::: Given entries :::

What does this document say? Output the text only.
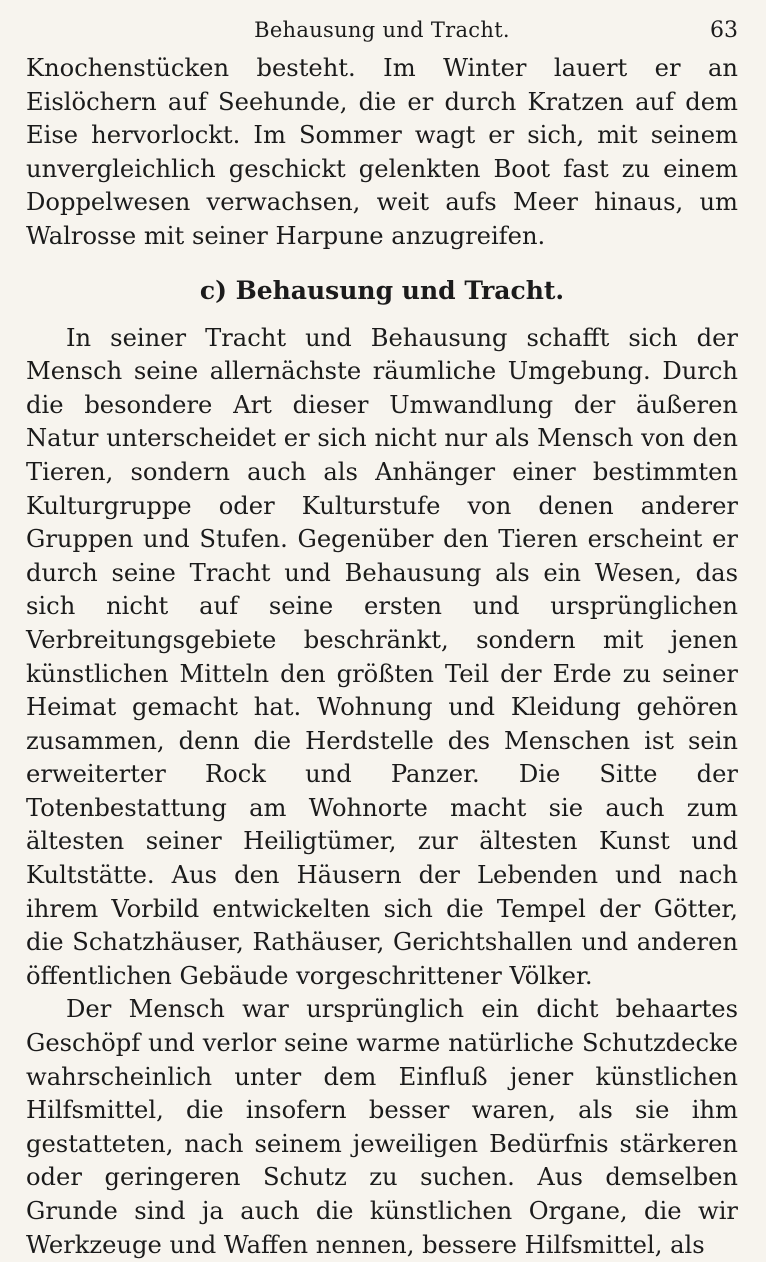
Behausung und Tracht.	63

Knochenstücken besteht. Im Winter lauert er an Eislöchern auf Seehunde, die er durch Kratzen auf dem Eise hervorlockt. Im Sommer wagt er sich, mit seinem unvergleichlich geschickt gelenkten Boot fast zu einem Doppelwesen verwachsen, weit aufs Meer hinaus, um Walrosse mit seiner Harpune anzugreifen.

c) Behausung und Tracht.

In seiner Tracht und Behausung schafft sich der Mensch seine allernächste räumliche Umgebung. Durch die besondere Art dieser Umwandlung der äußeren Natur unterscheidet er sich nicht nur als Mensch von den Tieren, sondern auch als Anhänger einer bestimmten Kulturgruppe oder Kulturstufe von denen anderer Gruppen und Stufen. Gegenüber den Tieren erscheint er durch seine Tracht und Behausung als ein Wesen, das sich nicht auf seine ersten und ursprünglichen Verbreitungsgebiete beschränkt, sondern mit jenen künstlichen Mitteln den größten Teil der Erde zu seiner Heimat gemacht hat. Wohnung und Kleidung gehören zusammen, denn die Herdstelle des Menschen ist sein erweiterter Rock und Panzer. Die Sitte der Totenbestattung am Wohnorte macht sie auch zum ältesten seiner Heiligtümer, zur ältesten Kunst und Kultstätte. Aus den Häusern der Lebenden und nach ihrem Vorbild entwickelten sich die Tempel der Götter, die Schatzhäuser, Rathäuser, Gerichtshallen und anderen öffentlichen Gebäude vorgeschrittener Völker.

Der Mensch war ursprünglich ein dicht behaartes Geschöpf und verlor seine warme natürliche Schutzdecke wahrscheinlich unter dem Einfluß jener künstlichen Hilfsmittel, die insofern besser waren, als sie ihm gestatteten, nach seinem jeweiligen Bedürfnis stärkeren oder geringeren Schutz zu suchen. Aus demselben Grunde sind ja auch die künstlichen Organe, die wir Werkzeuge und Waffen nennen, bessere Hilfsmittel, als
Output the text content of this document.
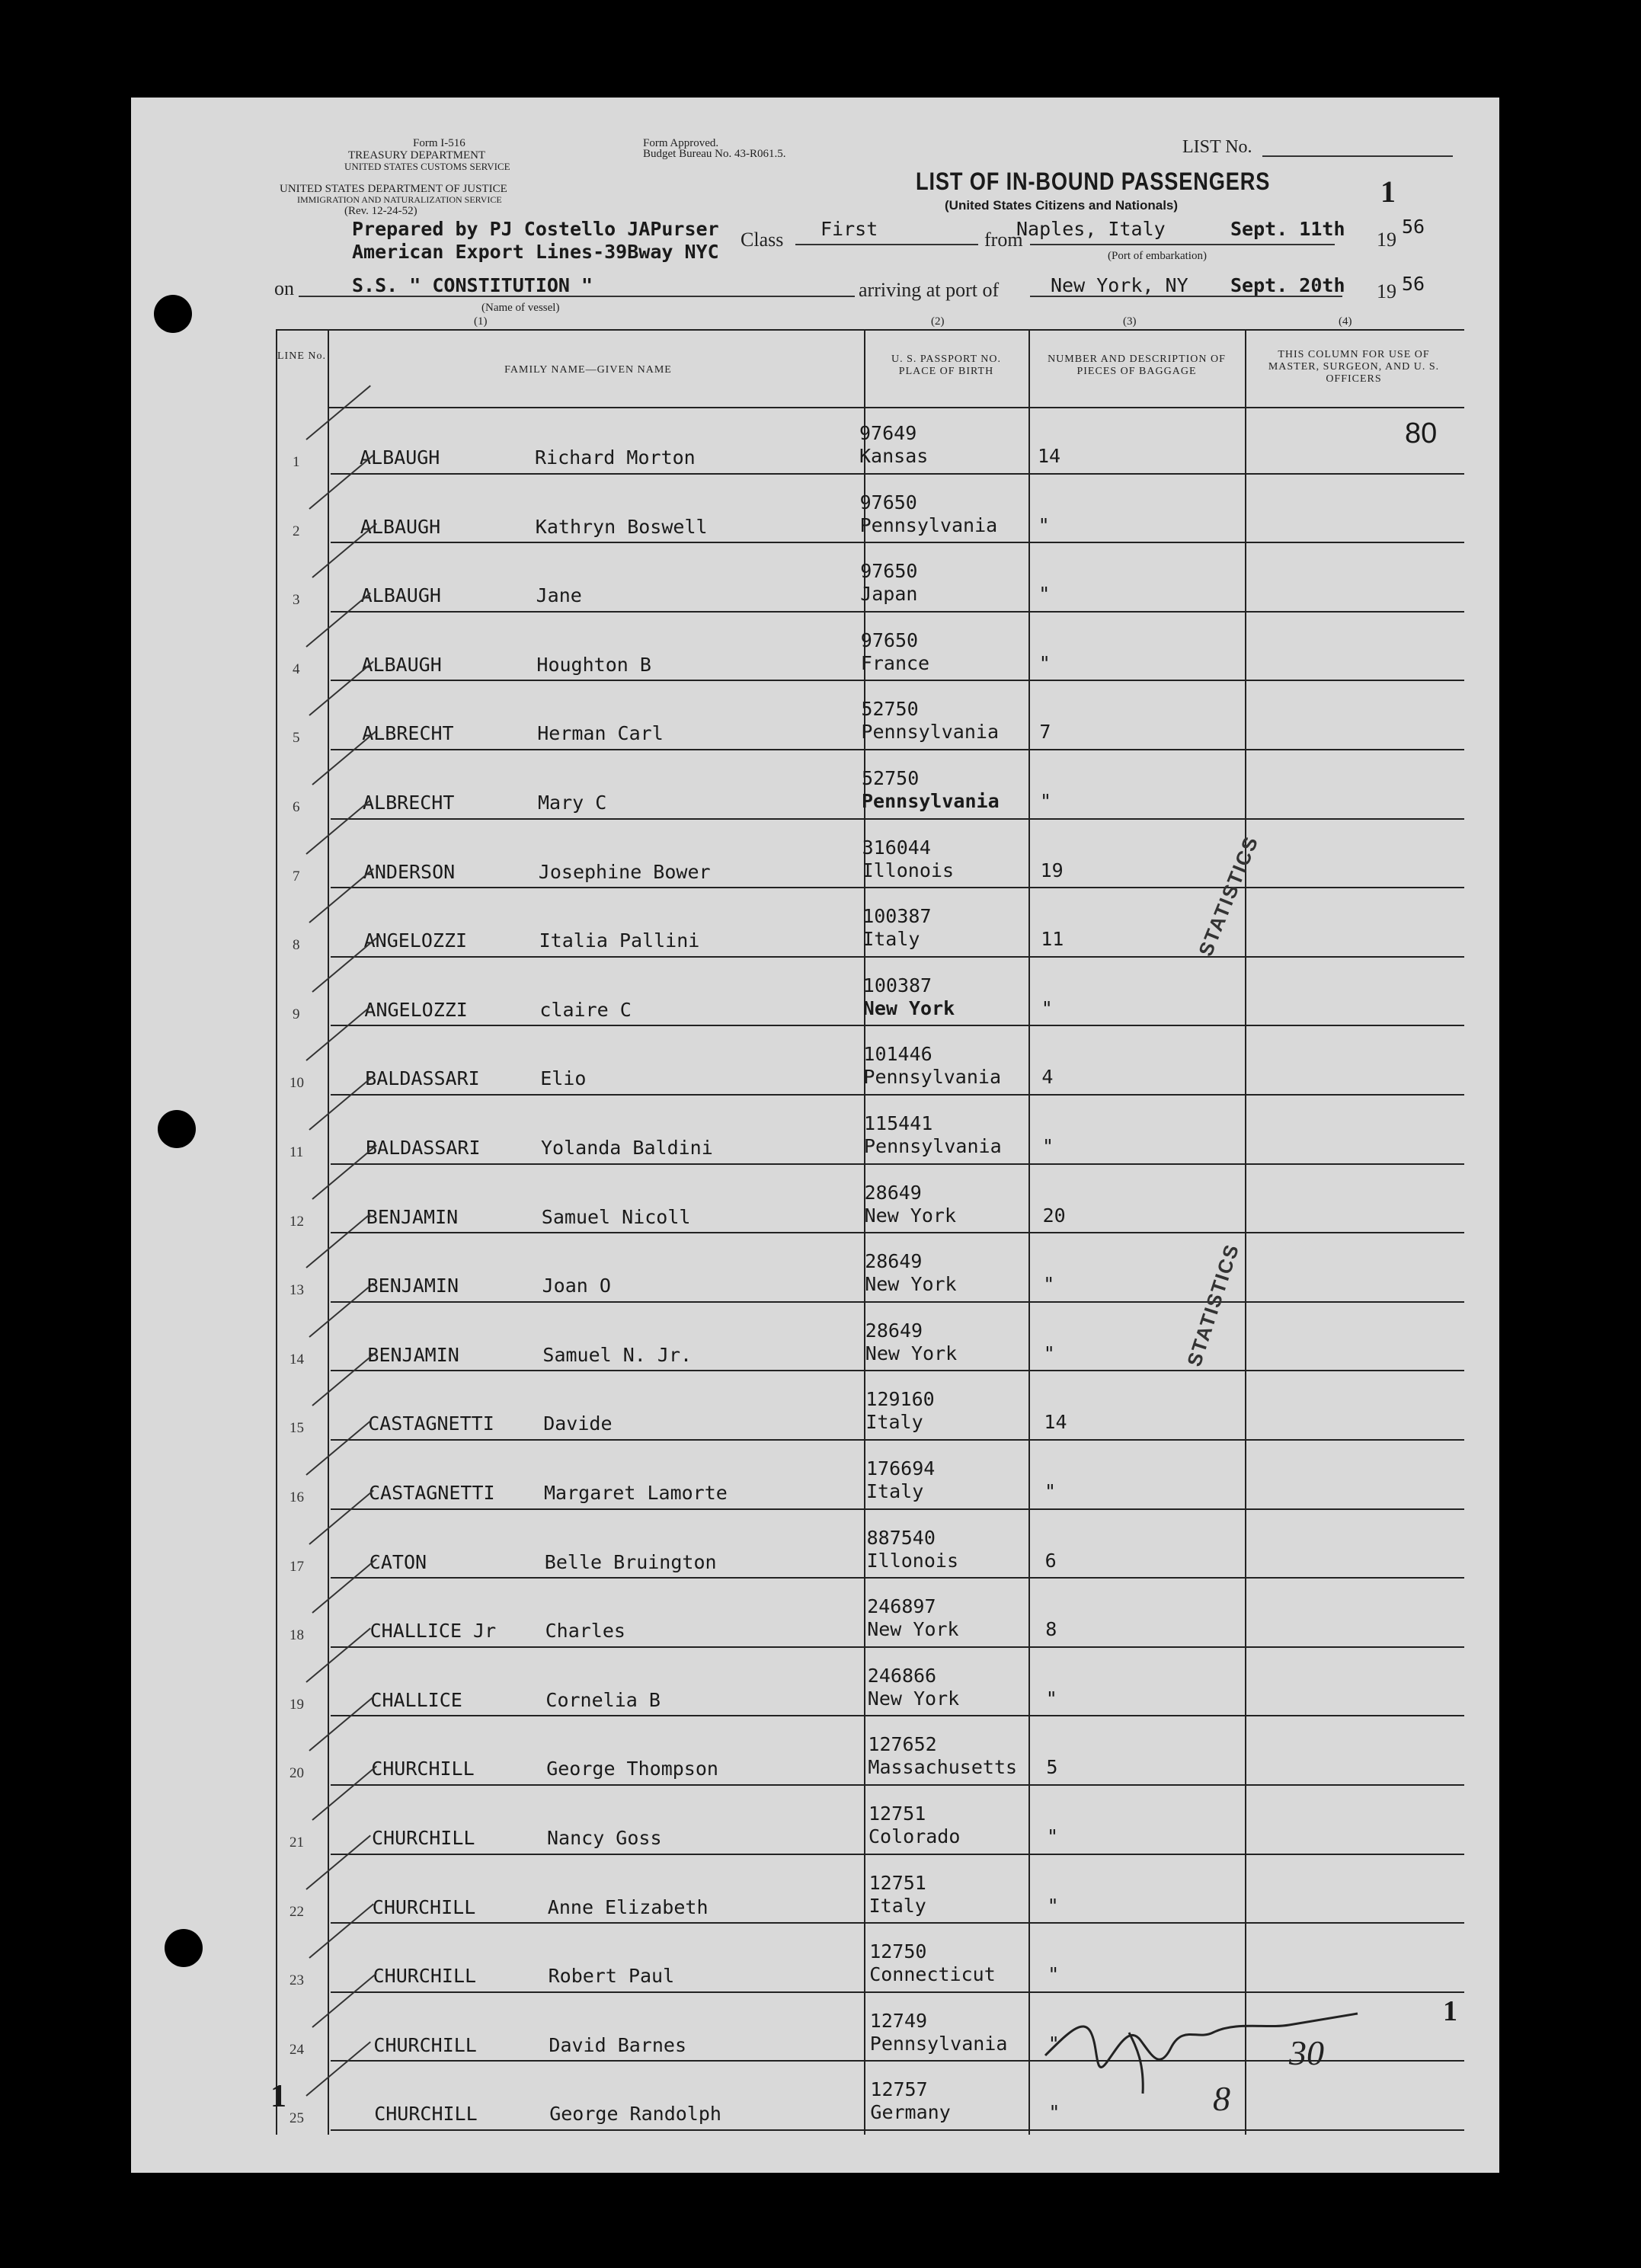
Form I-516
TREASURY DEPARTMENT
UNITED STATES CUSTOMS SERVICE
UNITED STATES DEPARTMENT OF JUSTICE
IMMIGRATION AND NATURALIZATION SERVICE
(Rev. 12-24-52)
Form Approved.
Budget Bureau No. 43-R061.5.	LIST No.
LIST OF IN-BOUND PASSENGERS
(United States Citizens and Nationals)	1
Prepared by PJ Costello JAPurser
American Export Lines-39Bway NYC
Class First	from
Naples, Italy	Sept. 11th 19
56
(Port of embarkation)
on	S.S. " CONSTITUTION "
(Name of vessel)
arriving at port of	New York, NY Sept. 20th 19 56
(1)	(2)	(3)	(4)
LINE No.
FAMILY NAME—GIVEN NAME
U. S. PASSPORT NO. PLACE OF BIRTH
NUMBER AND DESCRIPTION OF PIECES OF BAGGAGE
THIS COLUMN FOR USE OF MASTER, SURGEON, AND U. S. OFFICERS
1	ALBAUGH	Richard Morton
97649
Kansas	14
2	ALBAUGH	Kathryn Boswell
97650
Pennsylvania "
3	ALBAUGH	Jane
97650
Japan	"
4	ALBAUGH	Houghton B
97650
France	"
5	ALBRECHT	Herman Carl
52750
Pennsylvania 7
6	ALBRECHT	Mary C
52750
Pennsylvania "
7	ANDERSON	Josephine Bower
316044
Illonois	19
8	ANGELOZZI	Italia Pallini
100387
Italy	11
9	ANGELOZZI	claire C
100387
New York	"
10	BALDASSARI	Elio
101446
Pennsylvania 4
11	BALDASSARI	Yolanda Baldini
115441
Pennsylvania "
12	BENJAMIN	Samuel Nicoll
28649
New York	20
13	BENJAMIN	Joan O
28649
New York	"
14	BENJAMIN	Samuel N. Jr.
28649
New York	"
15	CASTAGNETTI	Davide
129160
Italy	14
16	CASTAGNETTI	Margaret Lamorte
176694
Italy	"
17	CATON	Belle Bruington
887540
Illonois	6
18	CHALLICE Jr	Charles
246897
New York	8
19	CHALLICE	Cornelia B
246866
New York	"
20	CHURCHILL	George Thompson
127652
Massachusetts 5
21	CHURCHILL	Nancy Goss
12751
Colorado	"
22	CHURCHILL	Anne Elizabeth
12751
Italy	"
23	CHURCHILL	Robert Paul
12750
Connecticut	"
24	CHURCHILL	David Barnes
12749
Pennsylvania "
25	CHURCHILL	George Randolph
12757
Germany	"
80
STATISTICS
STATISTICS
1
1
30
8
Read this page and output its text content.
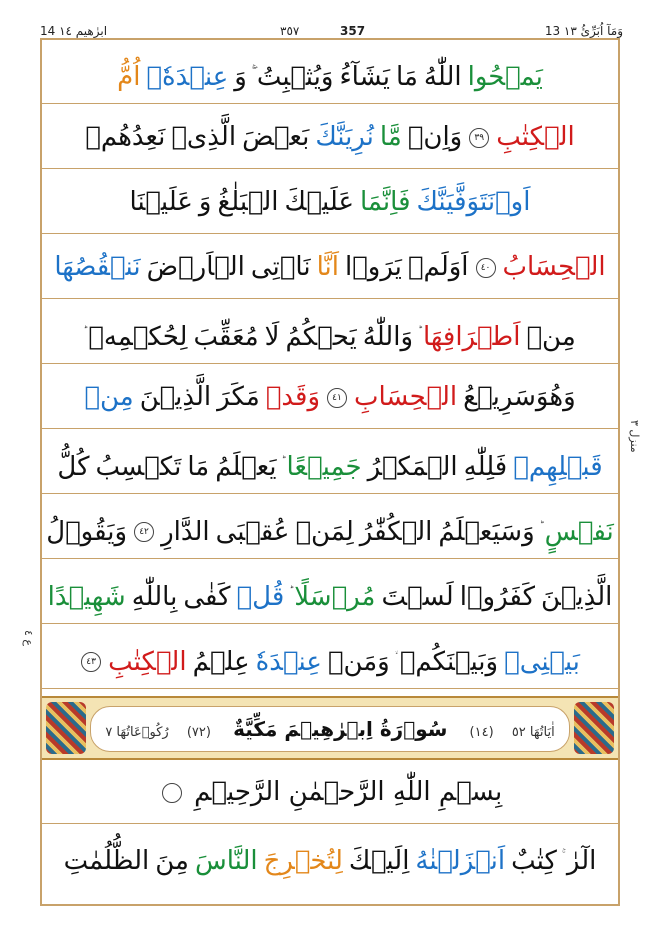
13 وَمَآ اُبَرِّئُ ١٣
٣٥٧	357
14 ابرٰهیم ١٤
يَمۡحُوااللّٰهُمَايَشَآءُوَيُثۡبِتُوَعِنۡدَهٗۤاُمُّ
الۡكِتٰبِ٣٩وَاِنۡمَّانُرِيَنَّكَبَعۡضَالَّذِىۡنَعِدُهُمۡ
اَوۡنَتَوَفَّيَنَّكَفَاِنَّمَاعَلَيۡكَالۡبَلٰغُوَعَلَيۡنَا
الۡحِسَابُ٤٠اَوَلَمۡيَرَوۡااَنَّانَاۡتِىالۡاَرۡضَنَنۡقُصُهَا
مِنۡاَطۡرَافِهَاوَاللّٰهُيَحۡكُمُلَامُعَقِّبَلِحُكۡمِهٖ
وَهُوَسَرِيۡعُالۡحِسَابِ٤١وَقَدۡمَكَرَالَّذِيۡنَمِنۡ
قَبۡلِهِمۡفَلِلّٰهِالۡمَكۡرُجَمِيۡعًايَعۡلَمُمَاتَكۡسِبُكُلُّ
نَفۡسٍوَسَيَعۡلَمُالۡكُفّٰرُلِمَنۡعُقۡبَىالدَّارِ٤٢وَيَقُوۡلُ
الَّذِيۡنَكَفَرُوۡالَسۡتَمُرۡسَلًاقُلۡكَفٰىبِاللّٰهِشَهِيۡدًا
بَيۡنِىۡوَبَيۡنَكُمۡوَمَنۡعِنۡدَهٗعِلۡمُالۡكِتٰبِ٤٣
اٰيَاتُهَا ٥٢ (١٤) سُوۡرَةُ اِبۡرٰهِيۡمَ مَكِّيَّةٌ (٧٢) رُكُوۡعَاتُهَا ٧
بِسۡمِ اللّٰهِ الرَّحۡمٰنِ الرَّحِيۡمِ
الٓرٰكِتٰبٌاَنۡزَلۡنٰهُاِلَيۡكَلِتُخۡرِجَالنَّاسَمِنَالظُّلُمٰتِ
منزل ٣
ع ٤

:::

__Given instruction__: Print each entry shown above with exact wording and no pictures.

__Exercise response__:
What does this document say? Output the text only.
Behausung und Tracht.	63

Knochenstücken besteht. Im Winter lauert er an Eislöchern auf Seehunde, die er durch Kratzen auf dem Eise hervorlockt. Im Sommer wagt er sich, mit seinem unvergleichlich geschickt gelenkten Boot fast zu einem Doppelwesen verwachsen, weit aufs Meer hinaus, um Walrosse mit seiner Harpune anzugreifen.

c) Behausung und Tracht.

In seiner Tracht und Behausung schafft sich der Mensch seine allernächste räumliche Umgebung. Durch die besondere Art dieser Umwandlung der äußeren Natur unterscheidet er sich nicht nur als Mensch von den Tieren, sondern auch als Anhänger einer bestimmten Kulturgruppe oder Kulturstufe von denen anderer Gruppen und Stufen. Gegenüber den Tieren erscheint er durch seine Tracht und Behausung als ein Wesen, das sich nicht auf seine ersten und ursprünglichen Verbreitungsgebiete beschränkt, sondern mit jenen künstlichen Mitteln den größten Teil der Erde zu seiner Heimat gemacht hat. Wohnung und Kleidung gehören zusammen, denn die Herdstelle des Menschen ist sein erweiterter Rock und Panzer. Die Sitte der Totenbestattung am Wohnorte macht sie auch zum ältesten seiner Heiligtümer, zur ältesten Kunst und Kultstätte. Aus den Häusern der Lebenden und nach ihrem Vorbild entwickelten sich die Tempel der Götter, die Schatzhäuser, Rathäuser, Gerichtshallen und anderen öffentlichen Gebäude vorgeschrittener Völker.

Der Mensch war ursprünglich ein dicht behaartes Geschöpf und verlor seine warme natürliche Schutzdecke wahrscheinlich unter dem Einfluß jener künstlichen Hilfsmittel, die insofern besser waren, als sie ihm gestatteten, nach seinem jeweiligen Bedürfnis stärkeren oder geringeren Schutz zu suchen. Aus demselben Grunde sind ja auch die künstlichen Organe, die wir Werkzeuge und Waffen nennen, bessere Hilfsmittel, als
Output the text content of this document.
Form I-516
TREASURY DEPARTMENT
UNITED STATES CUSTOMS SERVICE
UNITED STATES DEPARTMENT OF JUSTICE
IMMIGRATION AND NATURALIZATION SERVICE
(Rev. 12-24-52)
Form Approved.
Budget Bureau No. 43-R061.5.	LIST No.
LIST OF IN-BOUND PASSENGERS
(United States Citizens and Nationals)	1
Prepared by PJ Costello JAPurser
American Export Lines-39Bway NYC
Class First	from
Naples, Italy	Sept. 11th 19
56
(Port of embarkation)
on	S.S. " CONSTITUTION "
(Name of vessel)
arriving at port of	New York, NY Sept. 20th 19 56
(1)	(2)	(3)	(4)
LINE No.
FAMILY NAME—GIVEN NAME
U. S. PASSPORT NO. PLACE OF BIRTH
NUMBER AND DESCRIPTION OF PIECES OF BAGGAGE
THIS COLUMN FOR USE OF MASTER, SURGEON, AND U. S. OFFICERS
1	ALBAUGH	Richard Morton
97649
Kansas	14
2	ALBAUGH	Kathryn Boswell
97650
Pennsylvania "
3	ALBAUGH	Jane
97650
Japan	"
4	ALBAUGH	Houghton B
97650
France	"
5	ALBRECHT	Herman Carl
52750
Pennsylvania 7
6	ALBRECHT	Mary C
52750
Pennsylvania "
7	ANDERSON	Josephine Bower
316044
Illonois	19
8	ANGELOZZI	Italia Pallini
100387
Italy	11
9	ANGELOZZI	claire C
100387
New York	"
10	BALDASSARI	Elio
101446
Pennsylvania 4
11	BALDASSARI	Yolanda Baldini
115441
Pennsylvania "
12	BENJAMIN	Samuel Nicoll
28649
New York	20
13	BENJAMIN	Joan O
28649
New York	"
14	BENJAMIN	Samuel N. Jr.
28649
New York	"
15	CASTAGNETTI	Davide
129160
Italy	14
16	CASTAGNETTI	Margaret Lamorte
176694
Italy	"
17	CATON	Belle Bruington
887540
Illonois	6
18	CHALLICE Jr	Charles
246897
New York	8
19	CHALLICE	Cornelia B
246866
New York	"
20	CHURCHILL	George Thompson
127652
Massachusetts 5
21	CHURCHILL	Nancy Goss
12751
Colorado	"
22	CHURCHILL	Anne Elizabeth
12751
Italy	"
23	CHURCHILL	Robert Paul
12750
Connecticut	"
24	CHURCHILL	David Barnes
12749
Pennsylvania "
25	CHURCHILL	George Randolph
12757
Germany	"
80
STATISTICS
STATISTICS
1
1
30
8
Read this page and output its text content.
13 وَمَآ اُبَرِّئُ ١٣
٣٥٧	357
14 ابرٰهیم ١٤
يَمۡحُوااللّٰهُمَايَشَآءُوَيُثۡبِتُوَعِنۡدَهٗۤاُمُّ
الۡكِتٰبِ٣٩وَاِنۡمَّانُرِيَنَّكَبَعۡضَالَّذِىۡنَعِدُهُمۡ
اَوۡنَتَوَفَّيَنَّكَفَاِنَّمَاعَلَيۡكَالۡبَلٰغُوَعَلَيۡنَا
الۡحِسَابُ٤٠اَوَلَمۡيَرَوۡااَنَّانَاۡتِىالۡاَرۡضَنَنۡقُصُهَا
مِنۡاَطۡرَافِهَاوَاللّٰهُيَحۡكُمُلَامُعَقِّبَلِحُكۡمِهٖ
وَهُوَسَرِيۡعُالۡحِسَابِ٤١وَقَدۡمَكَرَالَّذِيۡنَمِنۡ
قَبۡلِهِمۡفَلِلّٰهِالۡمَكۡرُجَمِيۡعًايَعۡلَمُمَاتَكۡسِبُكُلُّ
نَفۡسٍوَسَيَعۡلَمُالۡكُفّٰرُلِمَنۡعُقۡبَىالدَّارِ٤٢وَيَقُوۡلُ
الَّذِيۡنَكَفَرُوۡالَسۡتَمُرۡسَلًاقُلۡكَفٰىبِاللّٰهِشَهِيۡدًا
بَيۡنِىۡوَبَيۡنَكُمۡوَمَنۡعِنۡدَهٗعِلۡمُالۡكِتٰبِ٤٣
اٰيَاتُهَا ٥٢ (١٤) سُوۡرَةُ اِبۡرٰهِيۡمَ مَكِّيَّةٌ (٧٢) رُكُوۡعَاتُهَا ٧
بِسۡمِ اللّٰهِ الرَّحۡمٰنِ الرَّحِيۡمِ
الٓرٰكِتٰبٌاَنۡزَلۡنٰهُاِلَيۡكَلِتُخۡرِجَالنَّاسَمِنَالظُّلُمٰتِ
منزل ٣
ع ٤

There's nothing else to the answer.